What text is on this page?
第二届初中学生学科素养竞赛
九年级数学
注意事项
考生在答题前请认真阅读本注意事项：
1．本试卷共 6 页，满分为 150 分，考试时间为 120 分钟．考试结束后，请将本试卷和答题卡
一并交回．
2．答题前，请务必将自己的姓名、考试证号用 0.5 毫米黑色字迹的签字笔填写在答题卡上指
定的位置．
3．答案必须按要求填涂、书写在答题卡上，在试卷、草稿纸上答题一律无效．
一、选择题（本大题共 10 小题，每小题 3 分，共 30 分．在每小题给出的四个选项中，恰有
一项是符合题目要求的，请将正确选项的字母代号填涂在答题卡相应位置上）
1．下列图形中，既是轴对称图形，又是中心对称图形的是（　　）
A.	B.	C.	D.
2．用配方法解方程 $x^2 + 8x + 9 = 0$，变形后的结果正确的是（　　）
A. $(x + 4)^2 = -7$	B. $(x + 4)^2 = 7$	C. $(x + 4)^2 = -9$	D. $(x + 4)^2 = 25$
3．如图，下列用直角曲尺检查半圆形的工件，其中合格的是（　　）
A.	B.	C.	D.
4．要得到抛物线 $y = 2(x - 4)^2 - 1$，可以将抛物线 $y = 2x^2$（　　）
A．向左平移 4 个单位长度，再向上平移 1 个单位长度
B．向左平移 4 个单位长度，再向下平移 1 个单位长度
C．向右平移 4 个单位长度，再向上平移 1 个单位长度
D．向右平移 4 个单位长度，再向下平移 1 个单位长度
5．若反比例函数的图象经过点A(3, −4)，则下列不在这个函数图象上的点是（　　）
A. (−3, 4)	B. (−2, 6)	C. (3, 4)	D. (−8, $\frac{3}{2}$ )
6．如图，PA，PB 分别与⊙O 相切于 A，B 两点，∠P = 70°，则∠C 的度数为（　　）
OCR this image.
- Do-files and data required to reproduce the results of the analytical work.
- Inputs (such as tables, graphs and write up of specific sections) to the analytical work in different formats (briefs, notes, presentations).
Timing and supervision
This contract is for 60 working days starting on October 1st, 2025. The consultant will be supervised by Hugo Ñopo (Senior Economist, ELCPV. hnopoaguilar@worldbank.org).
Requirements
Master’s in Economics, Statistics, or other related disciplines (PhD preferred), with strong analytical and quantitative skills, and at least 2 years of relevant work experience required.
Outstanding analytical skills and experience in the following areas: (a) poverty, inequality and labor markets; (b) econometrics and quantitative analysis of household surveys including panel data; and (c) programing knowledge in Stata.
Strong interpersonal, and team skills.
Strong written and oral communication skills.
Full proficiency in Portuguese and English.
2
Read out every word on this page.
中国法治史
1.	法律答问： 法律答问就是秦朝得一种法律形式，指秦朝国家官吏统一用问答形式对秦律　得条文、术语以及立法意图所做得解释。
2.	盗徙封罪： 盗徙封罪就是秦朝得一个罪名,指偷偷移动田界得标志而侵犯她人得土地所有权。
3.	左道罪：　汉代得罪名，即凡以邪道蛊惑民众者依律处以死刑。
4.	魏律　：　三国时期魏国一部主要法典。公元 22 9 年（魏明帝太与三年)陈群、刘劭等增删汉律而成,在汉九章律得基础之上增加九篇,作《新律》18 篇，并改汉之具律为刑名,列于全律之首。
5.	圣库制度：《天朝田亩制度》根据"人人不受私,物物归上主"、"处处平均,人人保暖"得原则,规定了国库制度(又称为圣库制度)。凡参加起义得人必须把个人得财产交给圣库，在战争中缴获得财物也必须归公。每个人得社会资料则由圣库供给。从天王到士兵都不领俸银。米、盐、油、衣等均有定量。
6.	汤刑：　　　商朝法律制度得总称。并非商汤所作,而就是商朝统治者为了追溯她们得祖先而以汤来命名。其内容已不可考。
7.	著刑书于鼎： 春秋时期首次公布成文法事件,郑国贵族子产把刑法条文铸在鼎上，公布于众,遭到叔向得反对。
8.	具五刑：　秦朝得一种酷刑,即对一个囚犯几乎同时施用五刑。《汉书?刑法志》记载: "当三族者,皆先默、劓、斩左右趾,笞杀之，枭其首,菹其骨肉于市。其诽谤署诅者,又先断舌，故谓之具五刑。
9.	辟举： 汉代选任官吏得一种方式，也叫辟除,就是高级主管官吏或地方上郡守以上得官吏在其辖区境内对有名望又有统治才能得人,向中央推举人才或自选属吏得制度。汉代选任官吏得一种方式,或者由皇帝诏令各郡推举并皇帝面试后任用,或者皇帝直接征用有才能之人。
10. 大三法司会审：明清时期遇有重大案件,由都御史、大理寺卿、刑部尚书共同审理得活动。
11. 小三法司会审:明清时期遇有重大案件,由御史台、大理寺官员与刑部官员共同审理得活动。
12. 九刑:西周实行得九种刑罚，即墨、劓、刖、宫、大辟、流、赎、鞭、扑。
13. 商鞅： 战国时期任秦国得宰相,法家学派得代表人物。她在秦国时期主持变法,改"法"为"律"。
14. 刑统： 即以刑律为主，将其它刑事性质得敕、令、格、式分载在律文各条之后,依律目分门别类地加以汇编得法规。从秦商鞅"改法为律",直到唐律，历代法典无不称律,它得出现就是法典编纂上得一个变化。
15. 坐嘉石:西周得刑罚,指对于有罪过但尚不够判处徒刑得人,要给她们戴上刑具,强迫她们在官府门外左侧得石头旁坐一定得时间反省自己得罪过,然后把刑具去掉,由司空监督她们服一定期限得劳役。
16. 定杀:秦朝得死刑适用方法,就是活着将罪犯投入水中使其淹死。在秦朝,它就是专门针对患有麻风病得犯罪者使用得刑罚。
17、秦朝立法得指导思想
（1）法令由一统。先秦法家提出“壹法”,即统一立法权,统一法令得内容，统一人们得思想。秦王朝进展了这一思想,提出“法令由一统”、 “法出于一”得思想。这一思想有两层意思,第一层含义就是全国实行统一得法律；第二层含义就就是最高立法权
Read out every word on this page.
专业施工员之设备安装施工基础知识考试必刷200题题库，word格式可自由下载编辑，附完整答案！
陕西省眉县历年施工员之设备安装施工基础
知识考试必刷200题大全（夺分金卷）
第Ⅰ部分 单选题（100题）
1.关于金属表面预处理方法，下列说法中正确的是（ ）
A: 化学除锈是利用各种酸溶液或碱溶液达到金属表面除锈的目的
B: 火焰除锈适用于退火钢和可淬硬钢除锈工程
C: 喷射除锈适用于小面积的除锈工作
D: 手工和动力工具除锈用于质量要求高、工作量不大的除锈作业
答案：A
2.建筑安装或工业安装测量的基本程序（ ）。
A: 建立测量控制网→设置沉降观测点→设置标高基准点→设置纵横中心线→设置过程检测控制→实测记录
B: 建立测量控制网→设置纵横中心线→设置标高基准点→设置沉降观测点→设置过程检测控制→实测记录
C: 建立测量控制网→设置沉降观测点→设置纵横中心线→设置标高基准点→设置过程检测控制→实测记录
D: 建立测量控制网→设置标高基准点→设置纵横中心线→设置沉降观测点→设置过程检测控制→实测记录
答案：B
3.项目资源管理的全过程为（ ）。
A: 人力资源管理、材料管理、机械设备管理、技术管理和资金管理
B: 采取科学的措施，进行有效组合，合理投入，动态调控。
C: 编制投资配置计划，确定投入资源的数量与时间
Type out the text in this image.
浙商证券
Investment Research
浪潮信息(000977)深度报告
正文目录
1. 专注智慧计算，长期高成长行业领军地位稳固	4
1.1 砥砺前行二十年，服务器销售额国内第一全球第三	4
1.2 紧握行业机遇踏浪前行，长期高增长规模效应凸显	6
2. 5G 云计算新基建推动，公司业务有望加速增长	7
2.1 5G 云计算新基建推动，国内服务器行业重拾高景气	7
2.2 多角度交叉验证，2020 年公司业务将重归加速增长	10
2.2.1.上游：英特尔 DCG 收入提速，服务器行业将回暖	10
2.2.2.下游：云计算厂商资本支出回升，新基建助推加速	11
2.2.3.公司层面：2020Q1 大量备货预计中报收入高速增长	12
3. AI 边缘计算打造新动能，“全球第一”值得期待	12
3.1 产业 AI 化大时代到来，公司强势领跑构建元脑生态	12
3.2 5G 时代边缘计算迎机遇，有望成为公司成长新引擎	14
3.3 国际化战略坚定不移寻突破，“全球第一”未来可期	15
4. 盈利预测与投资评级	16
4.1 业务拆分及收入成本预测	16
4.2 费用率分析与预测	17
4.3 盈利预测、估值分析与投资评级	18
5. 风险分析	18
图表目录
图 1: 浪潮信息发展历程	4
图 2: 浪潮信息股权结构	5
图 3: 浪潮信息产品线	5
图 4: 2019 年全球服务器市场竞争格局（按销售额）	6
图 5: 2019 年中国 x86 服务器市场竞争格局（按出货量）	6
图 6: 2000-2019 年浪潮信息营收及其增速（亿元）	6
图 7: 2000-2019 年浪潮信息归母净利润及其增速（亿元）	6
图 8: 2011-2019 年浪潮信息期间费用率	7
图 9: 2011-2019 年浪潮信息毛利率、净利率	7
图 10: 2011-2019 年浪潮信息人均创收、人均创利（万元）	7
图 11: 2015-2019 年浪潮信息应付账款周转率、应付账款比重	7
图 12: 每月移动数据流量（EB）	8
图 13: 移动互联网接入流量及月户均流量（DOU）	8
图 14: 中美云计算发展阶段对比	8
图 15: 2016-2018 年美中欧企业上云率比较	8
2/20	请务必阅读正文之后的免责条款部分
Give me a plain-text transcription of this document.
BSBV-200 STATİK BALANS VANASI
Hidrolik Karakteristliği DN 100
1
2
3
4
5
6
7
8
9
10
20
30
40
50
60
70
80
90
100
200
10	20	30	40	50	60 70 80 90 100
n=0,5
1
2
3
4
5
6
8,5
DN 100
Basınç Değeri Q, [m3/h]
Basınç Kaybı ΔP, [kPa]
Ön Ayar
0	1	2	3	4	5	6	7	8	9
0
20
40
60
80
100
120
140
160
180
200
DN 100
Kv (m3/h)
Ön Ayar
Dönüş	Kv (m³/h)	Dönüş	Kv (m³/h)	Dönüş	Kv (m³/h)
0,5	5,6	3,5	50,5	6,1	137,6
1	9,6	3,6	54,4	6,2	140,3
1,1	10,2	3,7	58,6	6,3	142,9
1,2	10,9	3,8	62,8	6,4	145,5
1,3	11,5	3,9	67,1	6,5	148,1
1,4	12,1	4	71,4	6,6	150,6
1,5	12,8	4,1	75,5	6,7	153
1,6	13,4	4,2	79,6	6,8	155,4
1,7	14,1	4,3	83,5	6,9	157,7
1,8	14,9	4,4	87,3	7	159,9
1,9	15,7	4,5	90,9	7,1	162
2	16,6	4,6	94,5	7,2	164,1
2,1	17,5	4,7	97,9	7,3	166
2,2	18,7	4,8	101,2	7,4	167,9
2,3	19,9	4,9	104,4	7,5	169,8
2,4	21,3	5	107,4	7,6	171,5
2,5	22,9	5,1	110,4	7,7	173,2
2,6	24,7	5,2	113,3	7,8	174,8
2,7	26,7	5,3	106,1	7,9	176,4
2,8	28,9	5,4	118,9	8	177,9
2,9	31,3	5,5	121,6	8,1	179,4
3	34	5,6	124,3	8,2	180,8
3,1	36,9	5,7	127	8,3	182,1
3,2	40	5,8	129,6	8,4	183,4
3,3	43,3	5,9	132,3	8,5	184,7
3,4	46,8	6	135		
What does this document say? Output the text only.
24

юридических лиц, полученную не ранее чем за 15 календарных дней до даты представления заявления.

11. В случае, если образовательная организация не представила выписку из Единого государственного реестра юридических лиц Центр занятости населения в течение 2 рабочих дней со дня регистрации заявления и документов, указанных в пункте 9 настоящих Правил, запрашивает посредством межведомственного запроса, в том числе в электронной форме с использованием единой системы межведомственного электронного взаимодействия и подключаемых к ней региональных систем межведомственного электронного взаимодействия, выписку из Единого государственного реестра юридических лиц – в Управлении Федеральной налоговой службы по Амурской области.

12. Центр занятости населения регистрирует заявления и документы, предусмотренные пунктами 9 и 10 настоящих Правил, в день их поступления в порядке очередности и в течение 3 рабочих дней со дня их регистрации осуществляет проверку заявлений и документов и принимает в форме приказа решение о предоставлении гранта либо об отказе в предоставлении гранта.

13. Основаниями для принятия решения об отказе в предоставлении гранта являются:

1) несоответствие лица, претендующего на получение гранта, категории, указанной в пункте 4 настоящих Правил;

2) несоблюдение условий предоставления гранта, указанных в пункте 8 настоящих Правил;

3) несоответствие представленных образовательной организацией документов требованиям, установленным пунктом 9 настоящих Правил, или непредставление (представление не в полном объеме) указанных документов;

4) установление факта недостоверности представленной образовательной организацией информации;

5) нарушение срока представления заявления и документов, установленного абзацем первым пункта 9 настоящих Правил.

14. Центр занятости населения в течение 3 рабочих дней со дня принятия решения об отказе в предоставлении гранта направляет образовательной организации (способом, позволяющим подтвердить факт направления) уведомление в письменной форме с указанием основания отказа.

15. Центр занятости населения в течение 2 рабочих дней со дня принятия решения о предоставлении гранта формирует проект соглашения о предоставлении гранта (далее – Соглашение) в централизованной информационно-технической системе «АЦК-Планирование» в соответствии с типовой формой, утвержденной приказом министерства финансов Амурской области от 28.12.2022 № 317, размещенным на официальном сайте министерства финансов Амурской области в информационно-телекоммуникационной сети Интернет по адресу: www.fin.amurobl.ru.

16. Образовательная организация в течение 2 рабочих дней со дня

Given task: Locate each line containing the string "What" and show it.

Response to the exercise:
What text is on this page?
What does this document say? Output the text only.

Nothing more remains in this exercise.